[Input]
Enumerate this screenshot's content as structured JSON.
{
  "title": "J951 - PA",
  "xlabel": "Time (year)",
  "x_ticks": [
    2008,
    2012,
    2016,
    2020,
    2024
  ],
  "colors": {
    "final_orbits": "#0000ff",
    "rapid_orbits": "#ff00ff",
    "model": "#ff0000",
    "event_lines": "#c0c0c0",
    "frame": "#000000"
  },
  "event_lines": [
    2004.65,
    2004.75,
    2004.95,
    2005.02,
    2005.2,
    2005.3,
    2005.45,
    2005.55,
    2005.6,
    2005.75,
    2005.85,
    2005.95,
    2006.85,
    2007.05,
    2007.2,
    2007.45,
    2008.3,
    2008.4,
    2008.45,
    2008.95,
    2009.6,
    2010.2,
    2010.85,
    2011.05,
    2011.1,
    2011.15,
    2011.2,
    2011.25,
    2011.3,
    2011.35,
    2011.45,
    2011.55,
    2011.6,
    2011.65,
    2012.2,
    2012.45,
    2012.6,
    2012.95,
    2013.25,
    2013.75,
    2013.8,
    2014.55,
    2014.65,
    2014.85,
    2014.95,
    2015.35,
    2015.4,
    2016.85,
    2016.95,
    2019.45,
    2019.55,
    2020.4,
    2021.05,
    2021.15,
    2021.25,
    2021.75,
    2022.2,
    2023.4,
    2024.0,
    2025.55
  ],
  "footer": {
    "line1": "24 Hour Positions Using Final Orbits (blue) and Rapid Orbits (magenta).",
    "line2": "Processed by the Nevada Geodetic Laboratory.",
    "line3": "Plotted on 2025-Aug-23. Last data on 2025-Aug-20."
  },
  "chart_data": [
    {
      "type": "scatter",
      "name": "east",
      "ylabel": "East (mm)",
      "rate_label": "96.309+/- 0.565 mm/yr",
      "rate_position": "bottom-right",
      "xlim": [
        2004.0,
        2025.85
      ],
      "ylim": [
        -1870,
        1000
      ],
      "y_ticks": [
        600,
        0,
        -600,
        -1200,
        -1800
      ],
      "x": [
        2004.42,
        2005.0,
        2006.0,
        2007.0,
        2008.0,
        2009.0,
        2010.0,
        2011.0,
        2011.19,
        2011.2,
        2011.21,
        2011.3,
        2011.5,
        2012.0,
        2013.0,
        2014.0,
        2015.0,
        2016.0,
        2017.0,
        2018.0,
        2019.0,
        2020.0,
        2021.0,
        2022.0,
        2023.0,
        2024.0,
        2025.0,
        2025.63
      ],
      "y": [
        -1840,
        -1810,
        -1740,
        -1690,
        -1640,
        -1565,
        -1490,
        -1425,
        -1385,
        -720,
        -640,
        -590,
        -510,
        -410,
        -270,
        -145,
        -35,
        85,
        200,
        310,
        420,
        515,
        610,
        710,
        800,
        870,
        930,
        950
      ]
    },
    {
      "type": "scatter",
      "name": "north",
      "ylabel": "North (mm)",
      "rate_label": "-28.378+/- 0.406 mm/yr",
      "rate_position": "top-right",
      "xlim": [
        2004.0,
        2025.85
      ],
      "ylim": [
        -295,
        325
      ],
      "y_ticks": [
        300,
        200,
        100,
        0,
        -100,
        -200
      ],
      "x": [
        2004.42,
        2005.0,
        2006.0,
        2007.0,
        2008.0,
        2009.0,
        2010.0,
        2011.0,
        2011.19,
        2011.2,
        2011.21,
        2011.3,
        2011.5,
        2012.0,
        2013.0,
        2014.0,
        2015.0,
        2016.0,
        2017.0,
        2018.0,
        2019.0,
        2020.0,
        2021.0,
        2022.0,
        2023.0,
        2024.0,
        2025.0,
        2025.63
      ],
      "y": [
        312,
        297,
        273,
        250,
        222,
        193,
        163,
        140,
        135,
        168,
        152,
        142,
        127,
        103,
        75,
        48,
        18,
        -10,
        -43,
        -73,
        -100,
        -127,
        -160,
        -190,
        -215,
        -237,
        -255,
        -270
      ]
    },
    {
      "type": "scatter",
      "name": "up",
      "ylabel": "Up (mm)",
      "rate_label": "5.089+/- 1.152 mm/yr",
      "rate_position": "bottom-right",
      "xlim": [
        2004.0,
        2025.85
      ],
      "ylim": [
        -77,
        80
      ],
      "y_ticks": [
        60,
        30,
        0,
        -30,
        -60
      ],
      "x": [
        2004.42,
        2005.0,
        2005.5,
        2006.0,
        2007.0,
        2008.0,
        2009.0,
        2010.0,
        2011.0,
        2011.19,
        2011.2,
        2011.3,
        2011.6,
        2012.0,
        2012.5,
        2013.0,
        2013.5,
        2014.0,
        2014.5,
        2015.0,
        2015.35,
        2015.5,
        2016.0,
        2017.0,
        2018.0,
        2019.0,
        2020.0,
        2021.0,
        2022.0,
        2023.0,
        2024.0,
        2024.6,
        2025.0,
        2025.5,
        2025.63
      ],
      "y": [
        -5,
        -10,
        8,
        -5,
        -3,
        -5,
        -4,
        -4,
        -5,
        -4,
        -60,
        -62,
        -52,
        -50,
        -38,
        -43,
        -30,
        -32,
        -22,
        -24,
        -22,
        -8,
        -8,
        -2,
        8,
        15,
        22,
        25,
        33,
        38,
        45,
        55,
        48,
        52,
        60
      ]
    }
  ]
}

[Exercise details] Each entry is to be returned in full, character for character.

[Result of this exercise]
Enumerate this screenshot's content as structured JSON.
{
  "title": "J951 - PA",
  "xlabel": "Time (year)",
  "x_ticks": [
    2008,
    2012,
    2016,
    2020,
    2024
  ],
  "colors": {
    "final_orbits": "#0000ff",
    "rapid_orbits": "#ff00ff",
    "model": "#ff0000",
    "event_lines": "#c0c0c0",
    "frame": "#000000"
  },
  "event_lines": [
    2004.65,
    2004.75,
    2004.95,
    2005.02,
    2005.2,
    2005.3,
    2005.45,
    2005.55,
    2005.6,
    2005.75,
    2005.85,
    2005.95,
    2006.85,
    2007.05,
    2007.2,
    2007.45,
    2008.3,
    2008.4,
    2008.45,
    2008.95,
    2009.6,
    2010.2,
    2010.85,
    2011.05,
    2011.1,
    2011.15,
    2011.2,
    2011.25,
    2011.3,
    2011.35,
    2011.45,
    2011.55,
    2011.6,
    2011.65,
    2012.2,
    2012.45,
    2012.6,
    2012.95,
    2013.25,
    2013.75,
    2013.8,
    2014.55,
    2014.65,
    2014.85,
    2014.95,
    2015.35,
    2015.4,
    2016.85,
    2016.95,
    2019.45,
    2019.55,
    2020.4,
    2021.05,
    2021.15,
    2021.25,
    2021.75,
    2022.2,
    2023.4,
    2024.0,
    2025.55
  ],
  "footer": {
    "line1": "24 Hour Positions Using Final Orbits (blue) and Rapid Orbits (magenta).",
    "line2": "Processed by the Nevada Geodetic Laboratory.",
    "line3": "Plotted on 2025-Aug-23. Last data on 2025-Aug-20."
  },
  "chart_data": [
    {
      "type": "scatter",
      "name": "east",
      "ylabel": "East (mm)",
      "rate_label": "96.309+/- 0.565 mm/yr",
      "rate_position": "bottom-right",
      "xlim": [
        2004.0,
        2025.85
      ],
      "ylim": [
        -1870,
        1000
      ],
      "y_ticks": [
        600,
        0,
        -600,
        -1200,
        -1800
      ],
      "x": [
        2004.42,
        2005.0,
        2006.0,
        2007.0,
        2008.0,
        2009.0,
        2010.0,
        2011.0,
        2011.19,
        2011.2,
        2011.21,
        2011.3,
        2011.5,
        2012.0,
        2013.0,
        2014.0,
        2015.0,
        2016.0,
        2017.0,
        2018.0,
        2019.0,
        2020.0,
        2021.0,
        2022.0,
        2023.0,
        2024.0,
        2025.0,
        2025.63
      ],
      "y": [
        -1840,
        -1810,
        -1740,
        -1690,
        -1640,
        -1565,
        -1490,
        -1425,
        -1385,
        -720,
        -640,
        -590,
        -510,
        -410,
        -270,
        -145,
        -35,
        85,
        200,
        310,
        420,
        515,
        610,
        710,
        800,
        870,
        930,
        950
      ]
    },
    {
      "type": "scatter",
      "name": "north",
      "ylabel": "North (mm)",
      "rate_label": "-28.378+/- 0.406 mm/yr",
      "rate_position": "top-right",
      "xlim": [
        2004.0,
        2025.85
      ],
      "ylim": [
        -295,
        325
      ],
      "y_ticks": [
        300,
        200,
        100,
        0,
        -100,
        -200
      ],
      "x": [
        2004.42,
        2005.0,
        2006.0,
        2007.0,
        2008.0,
        2009.0,
        2010.0,
        2011.0,
        2011.19,
        2011.2,
        2011.21,
        2011.3,
        2011.5,
        2012.0,
        2013.0,
        2014.0,
        2015.0,
        2016.0,
        2017.0,
        2018.0,
        2019.0,
        2020.0,
        2021.0,
        2022.0,
        2023.0,
        2024.0,
        2025.0,
        2025.63
      ],
      "y": [
        312,
        297,
        273,
        250,
        222,
        193,
        163,
        140,
        135,
        168,
        152,
        142,
        127,
        103,
        75,
        48,
        18,
        -10,
        -43,
        -73,
        -100,
        -127,
        -160,
        -190,
        -215,
        -237,
        -255,
        -270
      ]
    },
    {
      "type": "scatter",
      "name": "up",
      "ylabel": "Up (mm)",
      "rate_label": "5.089+/- 1.152 mm/yr",
      "rate_position": "bottom-right",
      "xlim": [
        2004.0,
        2025.85
      ],
      "ylim": [
        -77,
        80
      ],
      "y_ticks": [
        60,
        30,
        0,
        -30,
        -60
      ],
      "x": [
        2004.42,
        2005.0,
        2005.5,
        2006.0,
        2007.0,
        2008.0,
        2009.0,
        2010.0,
        2011.0,
        2011.19,
        2011.2,
        2011.3,
        2011.6,
        2012.0,
        2012.5,
        2013.0,
        2013.5,
        2014.0,
        2014.5,
        2015.0,
        2015.35,
        2015.5,
        2016.0,
        2017.0,
        2018.0,
        2019.0,
        2020.0,
        2021.0,
        2022.0,
        2023.0,
        2024.0,
        2024.6,
        2025.0,
        2025.5,
        2025.63
      ],
      "y": [
        -5,
        -10,
        8,
        -5,
        -3,
        -5,
        -4,
        -4,
        -5,
        -4,
        -60,
        -62,
        -52,
        -50,
        -38,
        -43,
        -30,
        -32,
        -22,
        -24,
        -22,
        -8,
        -8,
        -2,
        8,
        15,
        22,
        25,
        33,
        38,
        45,
        55,
        48,
        52,
        60
      ]
    }
  ]
}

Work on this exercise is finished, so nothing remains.